:: REQUIREMENT ::
Where a line below holds the string "xlabel", copy that line.

:: Dataset entries on figures ::
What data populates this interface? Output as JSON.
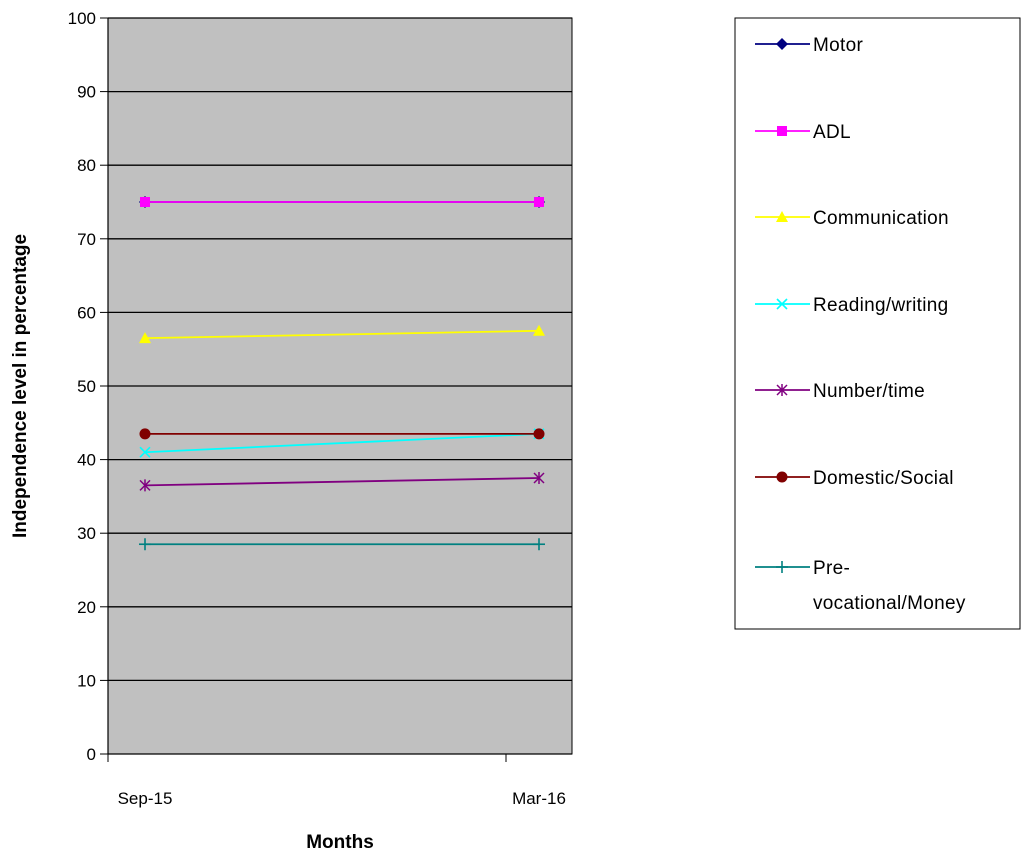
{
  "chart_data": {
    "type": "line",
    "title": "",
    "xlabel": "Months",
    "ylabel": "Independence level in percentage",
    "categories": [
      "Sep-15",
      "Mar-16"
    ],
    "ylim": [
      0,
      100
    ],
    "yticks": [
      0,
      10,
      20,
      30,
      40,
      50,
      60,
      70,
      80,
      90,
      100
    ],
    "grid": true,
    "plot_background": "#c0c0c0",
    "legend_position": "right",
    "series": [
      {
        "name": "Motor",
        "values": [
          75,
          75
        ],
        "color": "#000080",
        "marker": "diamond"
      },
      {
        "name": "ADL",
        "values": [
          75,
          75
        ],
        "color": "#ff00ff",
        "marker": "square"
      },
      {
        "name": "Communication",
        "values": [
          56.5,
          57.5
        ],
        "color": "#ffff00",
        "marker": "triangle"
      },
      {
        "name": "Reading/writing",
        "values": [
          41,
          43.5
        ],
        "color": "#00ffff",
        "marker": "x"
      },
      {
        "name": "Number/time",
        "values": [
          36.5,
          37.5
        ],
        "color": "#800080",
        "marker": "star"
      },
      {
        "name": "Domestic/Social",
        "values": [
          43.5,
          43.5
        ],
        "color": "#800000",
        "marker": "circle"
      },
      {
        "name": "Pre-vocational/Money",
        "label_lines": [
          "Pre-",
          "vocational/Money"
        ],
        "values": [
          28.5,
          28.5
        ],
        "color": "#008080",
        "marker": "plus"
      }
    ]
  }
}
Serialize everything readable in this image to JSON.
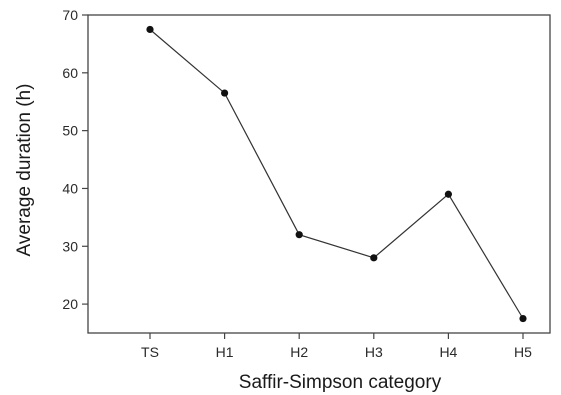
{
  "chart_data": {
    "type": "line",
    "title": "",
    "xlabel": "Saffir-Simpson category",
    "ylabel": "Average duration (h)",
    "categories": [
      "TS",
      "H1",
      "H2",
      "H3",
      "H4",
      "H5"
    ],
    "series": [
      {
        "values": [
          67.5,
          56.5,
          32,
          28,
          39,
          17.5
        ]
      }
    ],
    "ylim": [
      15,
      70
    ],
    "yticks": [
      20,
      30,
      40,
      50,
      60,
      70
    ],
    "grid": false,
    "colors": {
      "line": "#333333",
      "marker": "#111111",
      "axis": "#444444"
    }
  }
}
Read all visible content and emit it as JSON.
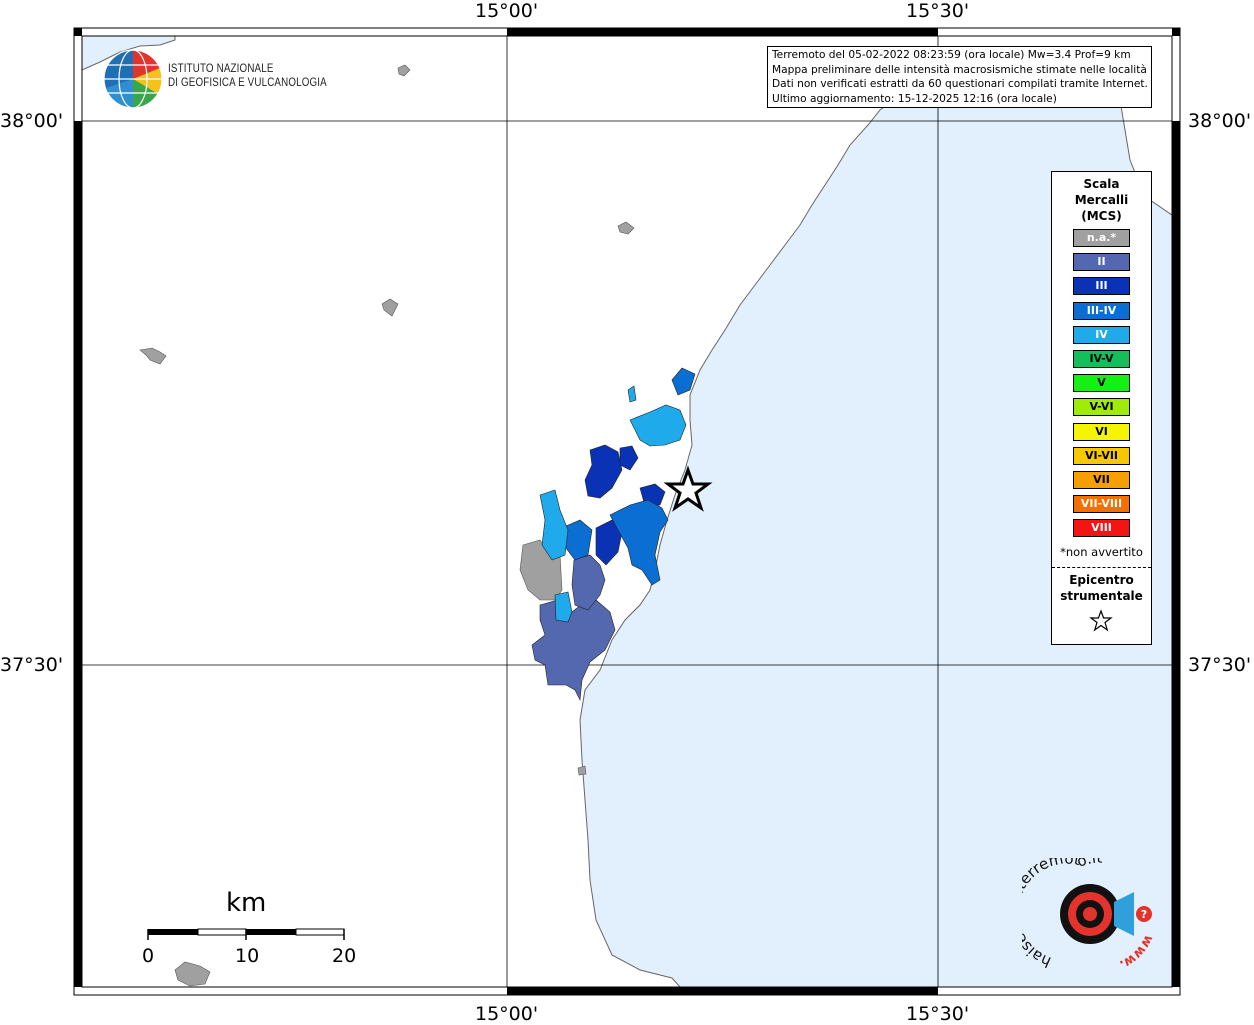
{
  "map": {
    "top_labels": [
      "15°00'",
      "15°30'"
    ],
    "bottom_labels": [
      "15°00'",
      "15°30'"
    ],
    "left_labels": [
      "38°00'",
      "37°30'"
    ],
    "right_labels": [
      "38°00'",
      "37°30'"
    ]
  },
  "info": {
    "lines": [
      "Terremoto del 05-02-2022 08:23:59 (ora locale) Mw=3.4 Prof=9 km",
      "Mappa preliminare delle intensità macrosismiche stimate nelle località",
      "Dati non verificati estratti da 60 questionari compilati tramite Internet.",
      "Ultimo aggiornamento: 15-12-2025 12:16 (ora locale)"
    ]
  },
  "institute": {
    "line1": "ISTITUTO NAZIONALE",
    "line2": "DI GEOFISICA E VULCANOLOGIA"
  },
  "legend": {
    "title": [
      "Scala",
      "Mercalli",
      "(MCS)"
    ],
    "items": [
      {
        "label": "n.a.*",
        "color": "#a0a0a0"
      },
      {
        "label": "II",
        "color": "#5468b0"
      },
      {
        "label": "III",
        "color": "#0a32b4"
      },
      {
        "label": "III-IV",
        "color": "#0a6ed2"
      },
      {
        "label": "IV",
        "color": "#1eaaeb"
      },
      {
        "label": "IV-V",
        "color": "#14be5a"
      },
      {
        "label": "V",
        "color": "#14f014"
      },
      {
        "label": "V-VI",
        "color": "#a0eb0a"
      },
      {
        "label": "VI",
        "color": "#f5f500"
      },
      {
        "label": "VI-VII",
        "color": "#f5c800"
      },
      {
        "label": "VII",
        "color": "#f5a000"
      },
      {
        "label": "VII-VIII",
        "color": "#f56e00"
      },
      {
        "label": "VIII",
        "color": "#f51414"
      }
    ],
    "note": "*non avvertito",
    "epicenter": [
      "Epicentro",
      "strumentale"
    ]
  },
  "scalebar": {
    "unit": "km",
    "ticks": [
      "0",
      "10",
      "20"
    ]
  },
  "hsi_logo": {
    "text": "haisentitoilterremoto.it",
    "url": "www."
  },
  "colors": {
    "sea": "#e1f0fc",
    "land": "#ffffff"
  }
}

:: FINAL RESULT ::
    "xlabel": "Months",
    "xlabel": "Saffir-Simpson category",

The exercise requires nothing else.